WRITTEN EXERCISE:
Transcribe every line of the records verbatim.

Begin DATASET EXTRACT

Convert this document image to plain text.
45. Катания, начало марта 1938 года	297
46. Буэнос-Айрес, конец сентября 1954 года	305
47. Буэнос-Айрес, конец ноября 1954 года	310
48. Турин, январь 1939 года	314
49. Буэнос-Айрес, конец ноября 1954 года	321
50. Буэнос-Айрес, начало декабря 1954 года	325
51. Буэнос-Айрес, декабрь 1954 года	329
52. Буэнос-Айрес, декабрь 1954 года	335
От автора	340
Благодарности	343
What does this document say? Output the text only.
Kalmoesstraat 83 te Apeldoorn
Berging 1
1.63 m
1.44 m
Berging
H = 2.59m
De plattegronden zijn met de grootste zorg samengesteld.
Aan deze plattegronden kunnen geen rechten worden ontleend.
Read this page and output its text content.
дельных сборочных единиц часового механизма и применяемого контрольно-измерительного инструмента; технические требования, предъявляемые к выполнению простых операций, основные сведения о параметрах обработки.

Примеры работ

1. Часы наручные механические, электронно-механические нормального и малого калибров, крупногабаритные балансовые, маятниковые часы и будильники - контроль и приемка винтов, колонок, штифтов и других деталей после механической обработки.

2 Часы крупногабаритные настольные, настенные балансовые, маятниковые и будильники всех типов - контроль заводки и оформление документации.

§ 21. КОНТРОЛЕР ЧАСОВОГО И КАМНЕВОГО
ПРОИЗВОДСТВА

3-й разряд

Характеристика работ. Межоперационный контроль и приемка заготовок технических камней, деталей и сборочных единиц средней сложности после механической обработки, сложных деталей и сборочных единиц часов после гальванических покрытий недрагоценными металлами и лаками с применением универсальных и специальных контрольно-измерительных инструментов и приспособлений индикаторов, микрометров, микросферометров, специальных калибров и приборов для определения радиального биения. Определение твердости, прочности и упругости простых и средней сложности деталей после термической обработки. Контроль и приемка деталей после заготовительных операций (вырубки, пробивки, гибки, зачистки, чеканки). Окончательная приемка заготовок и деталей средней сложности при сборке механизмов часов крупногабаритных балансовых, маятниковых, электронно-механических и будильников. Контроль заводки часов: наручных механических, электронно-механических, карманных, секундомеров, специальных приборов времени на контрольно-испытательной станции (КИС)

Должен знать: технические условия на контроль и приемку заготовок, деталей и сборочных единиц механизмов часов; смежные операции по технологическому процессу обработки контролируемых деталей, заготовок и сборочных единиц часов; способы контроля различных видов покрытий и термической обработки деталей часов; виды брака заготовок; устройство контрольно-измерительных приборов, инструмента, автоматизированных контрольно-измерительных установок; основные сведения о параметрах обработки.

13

End DATASET EXTRACT

TASK RESPONSE:
Convert this document image to plain text.
45. Катания, начало марта 1938 года	297
46. Буэнос-Айрес, конец сентября 1954 года	305
47. Буэнос-Айрес, конец ноября 1954 года	310
48. Турин, январь 1939 года	314
49. Буэнос-Айрес, конец ноября 1954 года	321
50. Буэнос-Айрес, начало декабря 1954 года	325
51. Буэнос-Айрес, декабрь 1954 года	329
52. Буэнос-Айрес, декабрь 1954 года	335
От автора	340
Благодарности	343
What does this document say? Output the text only.
Kalmoesstraat 83 te Apeldoorn
Berging 1
1.63 m
1.44 m
Berging
H = 2.59m
De plattegronden zijn met de grootste zorg samengesteld.
Aan deze plattegronden kunnen geen rechten worden ontleend.
Read this page and output its text content.
дельных сборочных единиц часового механизма и применяемого контрольно-измерительного инструмента; технические требования, предъявляемые к выполнению простых операций, основные сведения о параметрах обработки.

Примеры работ

1. Часы наручные механические, электронно-механические нормального и малого калибров, крупногабаритные балансовые, маятниковые часы и будильники - контроль и приемка винтов, колонок, штифтов и других деталей после механической обработки.

2 Часы крупногабаритные настольные, настенные балансовые, маятниковые и будильники всех типов - контроль заводки и оформление документации.

§ 21. КОНТРОЛЕР ЧАСОВОГО И КАМНЕВОГО
ПРОИЗВОДСТВА

3-й разряд

Характеристика работ. Межоперационный контроль и приемка заготовок технических камней, деталей и сборочных единиц средней сложности после механической обработки, сложных деталей и сборочных единиц часов после гальванических покрытий недрагоценными металлами и лаками с применением универсальных и специальных контрольно-измерительных инструментов и приспособлений индикаторов, микрометров, микросферометров, специальных калибров и приборов для определения радиального биения. Определение твердости, прочности и упругости простых и средней сложности деталей после термической обработки. Контроль и приемка деталей после заготовительных операций (вырубки, пробивки, гибки, зачистки, чеканки). Окончательная приемка заготовок и деталей средней сложности при сборке механизмов часов крупногабаритных балансовых, маятниковых, электронно-механических и будильников. Контроль заводки часов: наручных механических, электронно-механических, карманных, секундомеров, специальных приборов времени на контрольно-испытательной станции (КИС)

Должен знать: технические условия на контроль и приемку заготовок, деталей и сборочных единиц механизмов часов; смежные операции по технологическому процессу обработки контролируемых деталей, заготовок и сборочных единиц часов; способы контроля различных видов покрытий и термической обработки деталей часов; виды брака заготовок; устройство контрольно-измерительных приборов, инструмента, автоматизированных контрольно-измерительных установок; основные сведения о параметрах обработки.

13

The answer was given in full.